Required task:
The listing beneath should be written out in full, exactly as shown.

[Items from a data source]
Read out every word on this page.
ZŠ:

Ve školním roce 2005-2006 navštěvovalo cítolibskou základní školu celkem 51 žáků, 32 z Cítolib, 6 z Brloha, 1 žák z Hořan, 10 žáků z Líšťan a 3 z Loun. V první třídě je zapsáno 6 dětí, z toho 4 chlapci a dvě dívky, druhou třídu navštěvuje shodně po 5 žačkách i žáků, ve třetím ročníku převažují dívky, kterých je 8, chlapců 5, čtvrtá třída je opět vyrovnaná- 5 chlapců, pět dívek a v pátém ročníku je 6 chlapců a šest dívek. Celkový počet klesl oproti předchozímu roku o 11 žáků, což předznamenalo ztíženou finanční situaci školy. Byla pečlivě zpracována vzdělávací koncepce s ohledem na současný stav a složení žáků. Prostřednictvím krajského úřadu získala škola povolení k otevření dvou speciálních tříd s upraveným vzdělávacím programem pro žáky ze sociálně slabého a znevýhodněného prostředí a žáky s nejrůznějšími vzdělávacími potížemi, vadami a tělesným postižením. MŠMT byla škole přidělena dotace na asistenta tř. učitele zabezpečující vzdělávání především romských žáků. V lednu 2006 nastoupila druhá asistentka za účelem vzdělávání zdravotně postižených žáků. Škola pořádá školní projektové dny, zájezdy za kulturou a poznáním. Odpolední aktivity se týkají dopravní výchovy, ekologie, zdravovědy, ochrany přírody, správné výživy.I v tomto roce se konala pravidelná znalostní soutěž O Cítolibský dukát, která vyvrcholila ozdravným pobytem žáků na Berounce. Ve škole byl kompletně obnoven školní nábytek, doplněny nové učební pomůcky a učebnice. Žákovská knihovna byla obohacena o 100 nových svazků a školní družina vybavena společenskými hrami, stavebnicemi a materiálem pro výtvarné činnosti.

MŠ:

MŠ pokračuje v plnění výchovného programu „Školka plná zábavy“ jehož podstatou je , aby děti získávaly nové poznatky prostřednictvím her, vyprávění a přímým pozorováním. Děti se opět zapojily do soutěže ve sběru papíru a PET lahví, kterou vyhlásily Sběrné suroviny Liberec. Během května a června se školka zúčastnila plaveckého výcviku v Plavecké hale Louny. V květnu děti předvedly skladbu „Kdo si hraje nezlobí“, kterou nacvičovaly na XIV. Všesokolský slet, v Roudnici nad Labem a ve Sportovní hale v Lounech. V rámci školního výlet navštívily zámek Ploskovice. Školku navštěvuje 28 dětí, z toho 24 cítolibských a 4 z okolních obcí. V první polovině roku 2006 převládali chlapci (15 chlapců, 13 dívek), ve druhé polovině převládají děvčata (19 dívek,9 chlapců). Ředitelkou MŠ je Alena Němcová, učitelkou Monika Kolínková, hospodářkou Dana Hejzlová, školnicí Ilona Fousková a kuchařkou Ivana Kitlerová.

Solution below:
Read out every word on this page.
ZŠ:

Ve školním roce 2005-2006 navštěvovalo cítolibskou základní školu celkem 51 žáků, 32 z Cítolib, 6 z Brloha, 1 žák z Hořan, 10 žáků z Líšťan a 3 z Loun. V první třídě je zapsáno 6 dětí, z toho 4 chlapci a dvě dívky, druhou třídu navštěvuje shodně po 5 žačkách i žáků, ve třetím ročníku převažují dívky, kterých je 8, chlapců 5, čtvrtá třída je opět vyrovnaná- 5 chlapců, pět dívek a v pátém ročníku je 6 chlapců a šest dívek. Celkový počet klesl oproti předchozímu roku o 11 žáků, což předznamenalo ztíženou finanční situaci školy. Byla pečlivě zpracována vzdělávací koncepce s ohledem na současný stav a složení žáků. Prostřednictvím krajského úřadu získala škola povolení k otevření dvou speciálních tříd s upraveným vzdělávacím programem pro žáky ze sociálně slabého a znevýhodněného prostředí a žáky s nejrůznějšími vzdělávacími potížemi, vadami a tělesným postižením. MŠMT byla škole přidělena dotace na asistenta tř. učitele zabezpečující vzdělávání především romských žáků. V lednu 2006 nastoupila druhá asistentka za účelem vzdělávání zdravotně postižených žáků. Škola pořádá školní projektové dny, zájezdy za kulturou a poznáním. Odpolední aktivity se týkají dopravní výchovy, ekologie, zdravovědy, ochrany přírody, správné výživy.I v tomto roce se konala pravidelná znalostní soutěž O Cítolibský dukát, která vyvrcholila ozdravným pobytem žáků na Berounce. Ve škole byl kompletně obnoven školní nábytek, doplněny nové učební pomůcky a učebnice. Žákovská knihovna byla obohacena o 100 nových svazků a školní družina vybavena společenskými hrami, stavebnicemi a materiálem pro výtvarné činnosti.

MŠ:

MŠ pokračuje v plnění výchovného programu „Školka plná zábavy“ jehož podstatou je , aby děti získávaly nové poznatky prostřednictvím her, vyprávění a přímým pozorováním. Děti se opět zapojily do soutěže ve sběru papíru a PET lahví, kterou vyhlásily Sběrné suroviny Liberec. Během května a června se školka zúčastnila plaveckého výcviku v Plavecké hale Louny. V květnu děti předvedly skladbu „Kdo si hraje nezlobí“, kterou nacvičovaly na XIV. Všesokolský slet, v Roudnici nad Labem a ve Sportovní hale v Lounech. V rámci školního výlet navštívily zámek Ploskovice. Školku navštěvuje 28 dětí, z toho 24 cítolibských a 4 z okolních obcí. V první polovině roku 2006 převládali chlapci (15 chlapců, 13 dívek), ve druhé polovině převládají děvčata (19 dívek,9 chlapců). Ředitelkou MŠ je Alena Němcová, učitelkou Monika Kolínková, hospodářkou Dana Hejzlová, školnicí Ilona Fousková a kuchařkou Ivana Kitlerová.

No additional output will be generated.